• [WORK INSTRUCTIONS] All of the entries must be reproduced exactly, with no images carried over.
- - - - -
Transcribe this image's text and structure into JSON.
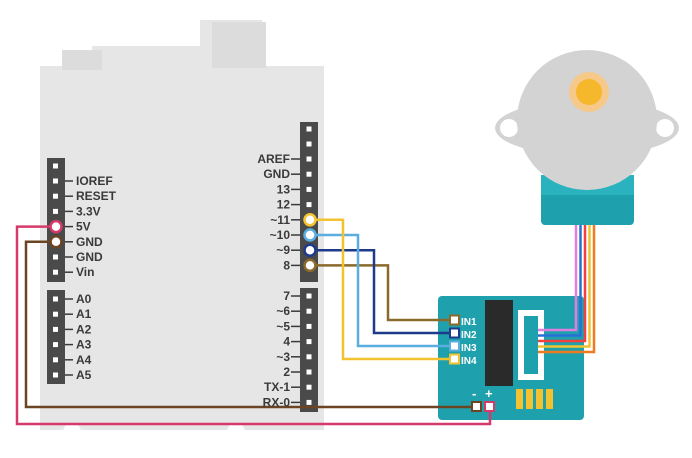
{
  "board": {
    "power_pins": [
      "IOREF",
      "RESET",
      "3.3V",
      "5V",
      "GND",
      "GND",
      "Vin"
    ],
    "analog_pins": [
      "A0",
      "A1",
      "A2",
      "A3",
      "A4",
      "A5"
    ],
    "digital_top_pins": [
      "AREF",
      "GND",
      "13",
      "12",
      "~11",
      "~10",
      "~9",
      "8"
    ],
    "digital_bottom_pins": [
      "7",
      "~6",
      "~5",
      "4",
      "~3",
      "2",
      "TX-1",
      "RX-0"
    ]
  },
  "driver": {
    "inputs": [
      "IN1",
      "IN2",
      "IN3",
      "IN4"
    ],
    "power_minus": "-",
    "power_plus": "+"
  },
  "colors": {
    "board": "#e6e6e6",
    "header": "#4a4a4a",
    "pcb": "#1fa1ad",
    "motor": "#d3d3d3",
    "motor_neck": "#1fa1ad",
    "shaft": "#f5b72b",
    "wire_5v": "#d63a6a",
    "wire_gnd": "#6b4423",
    "wire_in1": "#8a6a2a",
    "wire_in2": "#1e3a8a",
    "wire_in3": "#5aaee0",
    "wire_in4": "#f2c230"
  }
}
- - - - -
• [CORRECT OUTPUT]
Transcribe this image's text and structure into JSON.
{
  "board": {
    "power_pins": [
      "IOREF",
      "RESET",
      "3.3V",
      "5V",
      "GND",
      "GND",
      "Vin"
    ],
    "analog_pins": [
      "A0",
      "A1",
      "A2",
      "A3",
      "A4",
      "A5"
    ],
    "digital_top_pins": [
      "AREF",
      "GND",
      "13",
      "12",
      "~11",
      "~10",
      "~9",
      "8"
    ],
    "digital_bottom_pins": [
      "7",
      "~6",
      "~5",
      "4",
      "~3",
      "2",
      "TX-1",
      "RX-0"
    ]
  },
  "driver": {
    "inputs": [
      "IN1",
      "IN2",
      "IN3",
      "IN4"
    ],
    "power_minus": "-",
    "power_plus": "+"
  },
  "colors": {
    "board": "#e6e6e6",
    "header": "#4a4a4a",
    "pcb": "#1fa1ad",
    "motor": "#d3d3d3",
    "motor_neck": "#1fa1ad",
    "shaft": "#f5b72b",
    "wire_5v": "#d63a6a",
    "wire_gnd": "#6b4423",
    "wire_in1": "#8a6a2a",
    "wire_in2": "#1e3a8a",
    "wire_in3": "#5aaee0",
    "wire_in4": "#f2c230"
  }
}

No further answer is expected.